Extracted information:
Begin

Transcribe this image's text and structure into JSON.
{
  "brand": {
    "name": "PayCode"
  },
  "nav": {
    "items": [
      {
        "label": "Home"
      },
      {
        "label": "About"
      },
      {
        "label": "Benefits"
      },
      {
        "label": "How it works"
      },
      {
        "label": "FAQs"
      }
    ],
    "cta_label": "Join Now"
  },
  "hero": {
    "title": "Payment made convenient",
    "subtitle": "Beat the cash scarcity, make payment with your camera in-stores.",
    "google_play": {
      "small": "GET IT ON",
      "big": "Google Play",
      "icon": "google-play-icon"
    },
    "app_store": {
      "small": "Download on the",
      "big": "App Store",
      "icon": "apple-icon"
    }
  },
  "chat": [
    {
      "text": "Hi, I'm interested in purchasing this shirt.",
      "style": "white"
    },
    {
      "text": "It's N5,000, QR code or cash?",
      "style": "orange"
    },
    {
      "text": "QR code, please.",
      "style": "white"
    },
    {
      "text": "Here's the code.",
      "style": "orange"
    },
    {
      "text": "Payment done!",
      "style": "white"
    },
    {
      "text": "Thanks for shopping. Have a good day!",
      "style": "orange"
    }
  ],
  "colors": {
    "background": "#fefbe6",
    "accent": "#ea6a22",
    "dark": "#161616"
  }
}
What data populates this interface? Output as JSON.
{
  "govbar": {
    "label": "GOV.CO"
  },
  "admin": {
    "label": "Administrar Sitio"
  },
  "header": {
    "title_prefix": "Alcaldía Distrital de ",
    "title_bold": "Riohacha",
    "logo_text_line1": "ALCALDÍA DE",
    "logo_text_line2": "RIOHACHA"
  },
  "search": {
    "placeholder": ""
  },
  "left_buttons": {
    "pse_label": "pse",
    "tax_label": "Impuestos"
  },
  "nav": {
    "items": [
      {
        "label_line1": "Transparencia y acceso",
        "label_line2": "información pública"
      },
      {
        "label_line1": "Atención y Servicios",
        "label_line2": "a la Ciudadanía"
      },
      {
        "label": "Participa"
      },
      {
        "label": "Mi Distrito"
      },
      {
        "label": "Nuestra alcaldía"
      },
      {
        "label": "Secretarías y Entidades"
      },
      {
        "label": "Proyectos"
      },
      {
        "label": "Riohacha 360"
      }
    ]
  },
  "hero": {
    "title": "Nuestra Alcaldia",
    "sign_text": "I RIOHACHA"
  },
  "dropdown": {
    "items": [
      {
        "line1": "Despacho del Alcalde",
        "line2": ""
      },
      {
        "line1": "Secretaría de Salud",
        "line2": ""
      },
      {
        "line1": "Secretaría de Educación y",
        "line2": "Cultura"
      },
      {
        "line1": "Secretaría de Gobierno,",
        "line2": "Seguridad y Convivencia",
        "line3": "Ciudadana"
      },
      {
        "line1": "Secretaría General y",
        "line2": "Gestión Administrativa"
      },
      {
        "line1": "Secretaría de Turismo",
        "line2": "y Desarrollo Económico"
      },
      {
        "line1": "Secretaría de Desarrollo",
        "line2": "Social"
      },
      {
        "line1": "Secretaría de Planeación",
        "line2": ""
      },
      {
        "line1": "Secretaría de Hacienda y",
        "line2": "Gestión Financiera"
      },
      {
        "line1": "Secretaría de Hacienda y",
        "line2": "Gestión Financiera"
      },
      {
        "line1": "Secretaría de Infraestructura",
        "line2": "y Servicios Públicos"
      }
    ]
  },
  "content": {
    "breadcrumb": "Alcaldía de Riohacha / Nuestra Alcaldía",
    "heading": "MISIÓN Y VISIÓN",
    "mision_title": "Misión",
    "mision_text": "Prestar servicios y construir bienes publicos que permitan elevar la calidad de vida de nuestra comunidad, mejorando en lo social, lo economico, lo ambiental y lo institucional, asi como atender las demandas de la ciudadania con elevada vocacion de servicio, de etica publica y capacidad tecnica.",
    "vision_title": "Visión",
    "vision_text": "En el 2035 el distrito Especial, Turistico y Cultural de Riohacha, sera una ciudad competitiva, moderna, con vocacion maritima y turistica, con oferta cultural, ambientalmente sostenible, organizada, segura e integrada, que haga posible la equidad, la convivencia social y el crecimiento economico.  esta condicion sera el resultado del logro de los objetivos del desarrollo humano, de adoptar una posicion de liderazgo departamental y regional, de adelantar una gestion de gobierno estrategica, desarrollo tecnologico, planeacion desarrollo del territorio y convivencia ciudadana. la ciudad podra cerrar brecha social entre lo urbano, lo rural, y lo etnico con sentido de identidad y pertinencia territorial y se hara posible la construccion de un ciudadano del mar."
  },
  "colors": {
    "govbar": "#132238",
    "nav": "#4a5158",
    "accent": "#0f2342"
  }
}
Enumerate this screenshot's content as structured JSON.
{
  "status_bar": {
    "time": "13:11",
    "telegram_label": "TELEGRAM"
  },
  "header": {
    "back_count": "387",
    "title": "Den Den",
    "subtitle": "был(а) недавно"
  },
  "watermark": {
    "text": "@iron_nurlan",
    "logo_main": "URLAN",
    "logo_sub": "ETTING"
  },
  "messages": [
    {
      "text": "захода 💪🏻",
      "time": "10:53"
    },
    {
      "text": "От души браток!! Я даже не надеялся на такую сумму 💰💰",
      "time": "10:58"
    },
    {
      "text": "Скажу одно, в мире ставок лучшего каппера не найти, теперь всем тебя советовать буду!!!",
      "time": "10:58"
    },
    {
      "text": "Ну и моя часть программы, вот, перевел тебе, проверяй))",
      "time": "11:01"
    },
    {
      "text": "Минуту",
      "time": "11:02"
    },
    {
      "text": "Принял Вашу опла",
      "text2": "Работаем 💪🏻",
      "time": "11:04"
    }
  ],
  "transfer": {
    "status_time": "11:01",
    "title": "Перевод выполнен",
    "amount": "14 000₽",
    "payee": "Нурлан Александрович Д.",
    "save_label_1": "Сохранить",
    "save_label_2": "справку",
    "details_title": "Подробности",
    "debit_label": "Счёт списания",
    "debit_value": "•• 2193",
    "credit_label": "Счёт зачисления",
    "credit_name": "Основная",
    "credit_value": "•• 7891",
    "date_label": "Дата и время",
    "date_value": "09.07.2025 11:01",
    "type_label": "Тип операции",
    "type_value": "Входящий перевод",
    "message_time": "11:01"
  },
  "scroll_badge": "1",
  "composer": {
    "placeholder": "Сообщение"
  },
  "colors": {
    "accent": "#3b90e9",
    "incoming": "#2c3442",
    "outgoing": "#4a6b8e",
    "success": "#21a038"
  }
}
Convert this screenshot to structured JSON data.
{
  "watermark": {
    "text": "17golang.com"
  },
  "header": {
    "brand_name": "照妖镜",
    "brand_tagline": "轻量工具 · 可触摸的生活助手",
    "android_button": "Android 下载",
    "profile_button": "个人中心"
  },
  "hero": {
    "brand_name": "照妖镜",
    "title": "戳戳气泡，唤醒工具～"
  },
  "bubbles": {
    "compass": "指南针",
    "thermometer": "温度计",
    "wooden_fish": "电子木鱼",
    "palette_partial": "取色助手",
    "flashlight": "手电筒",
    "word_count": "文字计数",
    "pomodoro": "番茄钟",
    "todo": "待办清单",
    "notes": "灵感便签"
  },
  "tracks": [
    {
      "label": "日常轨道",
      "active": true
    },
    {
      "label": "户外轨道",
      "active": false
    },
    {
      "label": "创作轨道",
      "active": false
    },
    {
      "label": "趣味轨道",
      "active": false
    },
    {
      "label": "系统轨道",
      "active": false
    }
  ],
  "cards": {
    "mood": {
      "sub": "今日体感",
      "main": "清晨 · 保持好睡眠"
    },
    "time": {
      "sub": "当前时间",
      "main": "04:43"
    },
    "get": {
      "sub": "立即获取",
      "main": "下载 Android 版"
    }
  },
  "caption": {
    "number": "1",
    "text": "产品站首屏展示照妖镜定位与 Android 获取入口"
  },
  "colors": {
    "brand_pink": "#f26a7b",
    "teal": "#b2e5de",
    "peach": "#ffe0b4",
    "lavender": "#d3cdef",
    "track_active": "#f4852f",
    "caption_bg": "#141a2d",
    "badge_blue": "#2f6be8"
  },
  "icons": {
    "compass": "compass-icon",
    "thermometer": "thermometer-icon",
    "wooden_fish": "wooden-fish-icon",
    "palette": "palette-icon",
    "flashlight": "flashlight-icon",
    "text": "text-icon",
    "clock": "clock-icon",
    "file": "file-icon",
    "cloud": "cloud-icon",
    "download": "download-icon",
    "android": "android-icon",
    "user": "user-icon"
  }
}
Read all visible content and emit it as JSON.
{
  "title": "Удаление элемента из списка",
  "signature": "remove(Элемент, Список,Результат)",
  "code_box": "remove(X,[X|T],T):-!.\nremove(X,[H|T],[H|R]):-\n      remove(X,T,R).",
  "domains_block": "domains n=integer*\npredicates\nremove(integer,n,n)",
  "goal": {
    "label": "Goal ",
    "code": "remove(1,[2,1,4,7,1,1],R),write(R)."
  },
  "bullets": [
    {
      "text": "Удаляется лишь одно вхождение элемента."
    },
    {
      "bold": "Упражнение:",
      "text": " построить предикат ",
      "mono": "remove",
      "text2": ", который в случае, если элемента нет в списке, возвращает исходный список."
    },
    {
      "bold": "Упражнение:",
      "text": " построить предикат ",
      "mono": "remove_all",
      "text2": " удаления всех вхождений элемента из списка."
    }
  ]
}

End

Go through the material and select each line with the string "this" in it.

Output below:
Transcribe this image's text and structure into JSON.
      "text": "Hi, I'm interested in purchasing this shirt.",
What data populates this interface? Output as JSON.
Enumerate this screenshot's content as structured JSON.
Convert this screenshot to structured JSON data.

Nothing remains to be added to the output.